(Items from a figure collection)
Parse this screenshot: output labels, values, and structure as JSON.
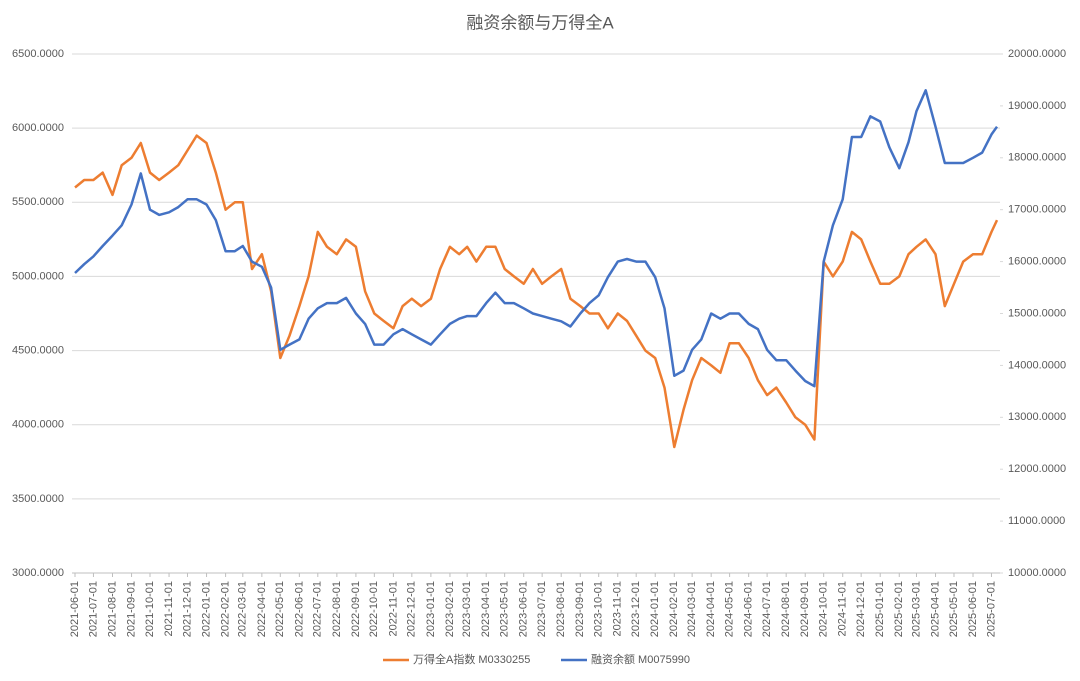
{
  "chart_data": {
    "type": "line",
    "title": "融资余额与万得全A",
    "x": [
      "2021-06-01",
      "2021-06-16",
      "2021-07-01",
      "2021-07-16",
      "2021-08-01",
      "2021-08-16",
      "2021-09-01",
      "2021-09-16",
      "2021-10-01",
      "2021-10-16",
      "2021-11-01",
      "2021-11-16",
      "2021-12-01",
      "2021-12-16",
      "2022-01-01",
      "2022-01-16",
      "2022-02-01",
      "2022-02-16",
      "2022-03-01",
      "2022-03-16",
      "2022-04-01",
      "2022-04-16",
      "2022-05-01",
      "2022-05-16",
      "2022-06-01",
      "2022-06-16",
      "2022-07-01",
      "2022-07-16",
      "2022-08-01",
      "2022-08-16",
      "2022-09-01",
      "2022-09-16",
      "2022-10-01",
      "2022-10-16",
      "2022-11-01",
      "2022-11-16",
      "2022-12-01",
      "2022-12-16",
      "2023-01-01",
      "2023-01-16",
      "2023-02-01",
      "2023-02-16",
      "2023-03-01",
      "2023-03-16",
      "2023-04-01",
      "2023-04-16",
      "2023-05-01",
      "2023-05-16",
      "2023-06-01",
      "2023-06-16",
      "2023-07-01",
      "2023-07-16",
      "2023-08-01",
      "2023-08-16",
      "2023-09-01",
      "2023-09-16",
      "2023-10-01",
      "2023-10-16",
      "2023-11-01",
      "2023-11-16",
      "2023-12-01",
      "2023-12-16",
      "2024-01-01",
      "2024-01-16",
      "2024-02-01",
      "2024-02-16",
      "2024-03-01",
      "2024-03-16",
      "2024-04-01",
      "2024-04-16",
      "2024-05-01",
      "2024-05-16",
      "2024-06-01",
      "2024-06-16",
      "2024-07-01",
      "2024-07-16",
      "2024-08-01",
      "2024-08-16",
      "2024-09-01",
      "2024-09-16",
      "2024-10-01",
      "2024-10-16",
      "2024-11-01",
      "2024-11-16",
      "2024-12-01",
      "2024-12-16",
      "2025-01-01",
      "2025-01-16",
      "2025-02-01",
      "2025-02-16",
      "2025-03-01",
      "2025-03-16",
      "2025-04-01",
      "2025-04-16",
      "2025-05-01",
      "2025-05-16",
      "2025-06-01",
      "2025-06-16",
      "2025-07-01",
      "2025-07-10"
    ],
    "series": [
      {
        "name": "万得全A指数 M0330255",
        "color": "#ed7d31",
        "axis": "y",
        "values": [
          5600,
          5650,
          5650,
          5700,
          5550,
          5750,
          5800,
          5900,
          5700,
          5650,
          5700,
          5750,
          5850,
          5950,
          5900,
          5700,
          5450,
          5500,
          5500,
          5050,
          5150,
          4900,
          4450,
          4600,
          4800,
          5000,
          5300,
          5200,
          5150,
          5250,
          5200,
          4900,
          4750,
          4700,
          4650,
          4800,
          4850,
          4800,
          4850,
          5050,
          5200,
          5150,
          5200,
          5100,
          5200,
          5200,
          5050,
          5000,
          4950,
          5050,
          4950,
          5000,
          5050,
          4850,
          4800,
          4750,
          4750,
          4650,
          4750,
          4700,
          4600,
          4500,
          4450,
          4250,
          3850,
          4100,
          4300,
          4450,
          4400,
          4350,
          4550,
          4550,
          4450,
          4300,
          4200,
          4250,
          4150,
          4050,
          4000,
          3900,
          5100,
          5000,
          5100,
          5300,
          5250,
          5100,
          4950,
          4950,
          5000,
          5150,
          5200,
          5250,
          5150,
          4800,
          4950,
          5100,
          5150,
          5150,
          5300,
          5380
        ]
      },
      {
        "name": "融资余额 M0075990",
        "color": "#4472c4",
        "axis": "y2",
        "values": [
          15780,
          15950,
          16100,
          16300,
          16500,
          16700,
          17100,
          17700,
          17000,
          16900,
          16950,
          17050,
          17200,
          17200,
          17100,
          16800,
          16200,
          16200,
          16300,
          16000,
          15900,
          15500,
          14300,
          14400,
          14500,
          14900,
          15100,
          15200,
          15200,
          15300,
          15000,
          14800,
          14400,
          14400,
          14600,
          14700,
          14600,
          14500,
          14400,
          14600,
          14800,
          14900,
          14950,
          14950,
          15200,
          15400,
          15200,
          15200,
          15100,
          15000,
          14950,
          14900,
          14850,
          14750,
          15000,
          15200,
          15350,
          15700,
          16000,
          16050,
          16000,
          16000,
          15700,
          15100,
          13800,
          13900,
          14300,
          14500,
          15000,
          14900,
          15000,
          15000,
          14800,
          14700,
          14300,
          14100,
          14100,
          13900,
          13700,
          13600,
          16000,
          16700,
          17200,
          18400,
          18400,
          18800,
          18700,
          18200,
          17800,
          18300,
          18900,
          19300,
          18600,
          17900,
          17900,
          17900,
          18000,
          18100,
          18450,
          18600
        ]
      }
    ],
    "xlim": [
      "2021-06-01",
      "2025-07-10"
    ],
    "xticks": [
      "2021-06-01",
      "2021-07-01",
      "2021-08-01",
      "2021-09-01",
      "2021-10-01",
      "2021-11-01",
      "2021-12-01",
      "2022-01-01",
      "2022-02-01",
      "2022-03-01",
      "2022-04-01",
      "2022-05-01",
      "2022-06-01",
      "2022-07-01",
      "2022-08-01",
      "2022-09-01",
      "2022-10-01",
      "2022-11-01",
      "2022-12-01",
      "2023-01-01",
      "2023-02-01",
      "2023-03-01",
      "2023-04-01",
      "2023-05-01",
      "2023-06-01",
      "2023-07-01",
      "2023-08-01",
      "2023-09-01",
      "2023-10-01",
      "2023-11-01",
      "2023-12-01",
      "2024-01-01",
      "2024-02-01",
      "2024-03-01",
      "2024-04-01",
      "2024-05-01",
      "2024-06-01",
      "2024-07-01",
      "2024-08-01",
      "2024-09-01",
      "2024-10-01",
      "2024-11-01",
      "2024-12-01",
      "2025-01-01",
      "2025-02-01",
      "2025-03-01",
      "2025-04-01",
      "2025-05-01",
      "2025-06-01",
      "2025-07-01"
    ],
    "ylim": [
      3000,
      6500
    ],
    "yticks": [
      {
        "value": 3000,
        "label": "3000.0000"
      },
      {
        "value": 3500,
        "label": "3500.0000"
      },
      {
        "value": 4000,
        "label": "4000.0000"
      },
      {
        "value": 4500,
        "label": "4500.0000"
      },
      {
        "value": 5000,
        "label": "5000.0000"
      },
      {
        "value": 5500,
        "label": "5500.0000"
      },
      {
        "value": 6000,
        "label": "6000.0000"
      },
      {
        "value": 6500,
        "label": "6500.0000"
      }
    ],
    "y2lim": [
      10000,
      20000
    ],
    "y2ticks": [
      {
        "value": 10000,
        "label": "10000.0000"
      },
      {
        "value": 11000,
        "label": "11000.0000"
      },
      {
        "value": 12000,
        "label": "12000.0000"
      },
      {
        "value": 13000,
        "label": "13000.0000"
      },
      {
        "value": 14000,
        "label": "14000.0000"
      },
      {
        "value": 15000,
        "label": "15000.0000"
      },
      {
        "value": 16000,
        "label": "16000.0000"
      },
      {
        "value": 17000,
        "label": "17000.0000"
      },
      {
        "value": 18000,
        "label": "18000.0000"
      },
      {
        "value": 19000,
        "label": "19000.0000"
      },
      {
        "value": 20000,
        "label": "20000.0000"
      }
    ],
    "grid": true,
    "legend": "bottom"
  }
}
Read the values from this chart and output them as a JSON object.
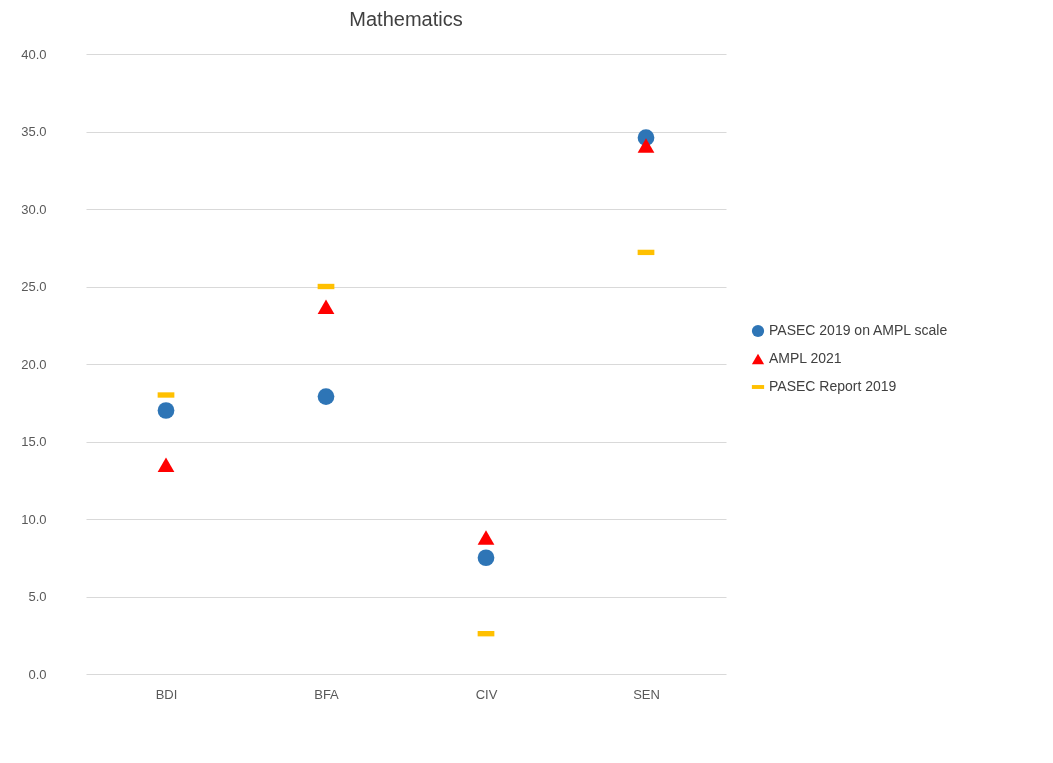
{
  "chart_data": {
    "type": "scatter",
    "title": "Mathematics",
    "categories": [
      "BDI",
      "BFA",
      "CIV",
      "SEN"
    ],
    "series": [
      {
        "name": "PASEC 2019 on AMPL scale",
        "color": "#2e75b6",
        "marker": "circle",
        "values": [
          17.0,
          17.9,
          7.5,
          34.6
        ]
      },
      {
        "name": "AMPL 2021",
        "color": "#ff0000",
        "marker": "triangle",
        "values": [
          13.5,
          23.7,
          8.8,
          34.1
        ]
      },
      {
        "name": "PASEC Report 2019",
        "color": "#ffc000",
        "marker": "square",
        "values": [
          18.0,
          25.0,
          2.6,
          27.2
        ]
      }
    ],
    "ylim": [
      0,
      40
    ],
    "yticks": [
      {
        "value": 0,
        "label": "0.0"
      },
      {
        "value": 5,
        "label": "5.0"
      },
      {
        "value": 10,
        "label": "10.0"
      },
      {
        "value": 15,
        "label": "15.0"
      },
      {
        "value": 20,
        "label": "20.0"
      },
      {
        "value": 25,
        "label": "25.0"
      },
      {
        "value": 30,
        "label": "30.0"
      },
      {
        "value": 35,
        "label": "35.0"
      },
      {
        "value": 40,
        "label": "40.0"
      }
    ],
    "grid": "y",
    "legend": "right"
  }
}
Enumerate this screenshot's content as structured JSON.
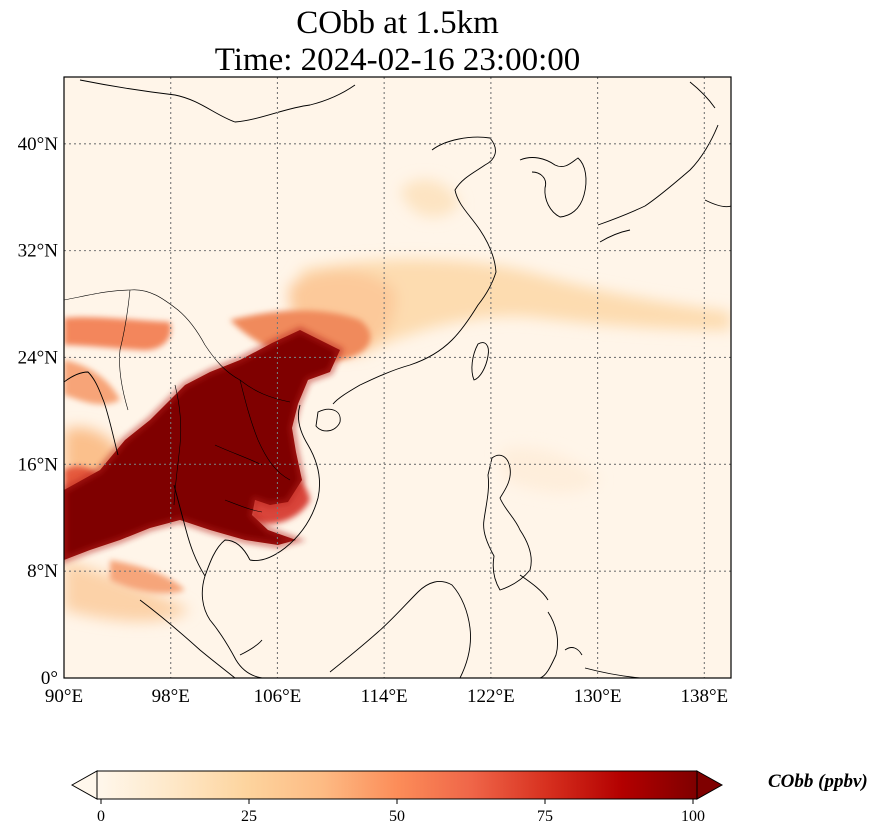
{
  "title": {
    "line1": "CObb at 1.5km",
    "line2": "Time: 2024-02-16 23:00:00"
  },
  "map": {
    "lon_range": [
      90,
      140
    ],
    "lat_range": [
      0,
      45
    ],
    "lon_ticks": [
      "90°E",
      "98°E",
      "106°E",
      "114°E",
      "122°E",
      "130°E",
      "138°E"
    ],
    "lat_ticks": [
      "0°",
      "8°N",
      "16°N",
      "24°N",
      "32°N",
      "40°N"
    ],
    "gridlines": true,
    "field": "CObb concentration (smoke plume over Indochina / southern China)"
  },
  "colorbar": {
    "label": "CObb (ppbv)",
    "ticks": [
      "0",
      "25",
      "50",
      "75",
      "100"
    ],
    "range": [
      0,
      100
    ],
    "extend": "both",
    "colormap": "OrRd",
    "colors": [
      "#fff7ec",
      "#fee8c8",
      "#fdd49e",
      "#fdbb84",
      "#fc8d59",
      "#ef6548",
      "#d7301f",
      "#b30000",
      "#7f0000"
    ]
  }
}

Instructions to follow: Quote exactly, and only, the lines from the one containing "Enumerate this screenshot's" through the last line of the records above, both included; leave out any pictures.

Full output:
Enumerate this screenshot's content as structured JSON.
{
  "title": {
    "line1": "CObb at 1.5km",
    "line2": "Time: 2024-02-16 23:00:00"
  },
  "map": {
    "lon_range": [
      90,
      140
    ],
    "lat_range": [
      0,
      45
    ],
    "lon_ticks": [
      "90°E",
      "98°E",
      "106°E",
      "114°E",
      "122°E",
      "130°E",
      "138°E"
    ],
    "lat_ticks": [
      "0°",
      "8°N",
      "16°N",
      "24°N",
      "32°N",
      "40°N"
    ],
    "gridlines": true,
    "field": "CObb concentration (smoke plume over Indochina / southern China)"
  },
  "colorbar": {
    "label": "CObb (ppbv)",
    "ticks": [
      "0",
      "25",
      "50",
      "75",
      "100"
    ],
    "range": [
      0,
      100
    ],
    "extend": "both",
    "colormap": "OrRd",
    "colors": [
      "#fff7ec",
      "#fee8c8",
      "#fdd49e",
      "#fdbb84",
      "#fc8d59",
      "#ef6548",
      "#d7301f",
      "#b30000",
      "#7f0000"
    ]
  }
}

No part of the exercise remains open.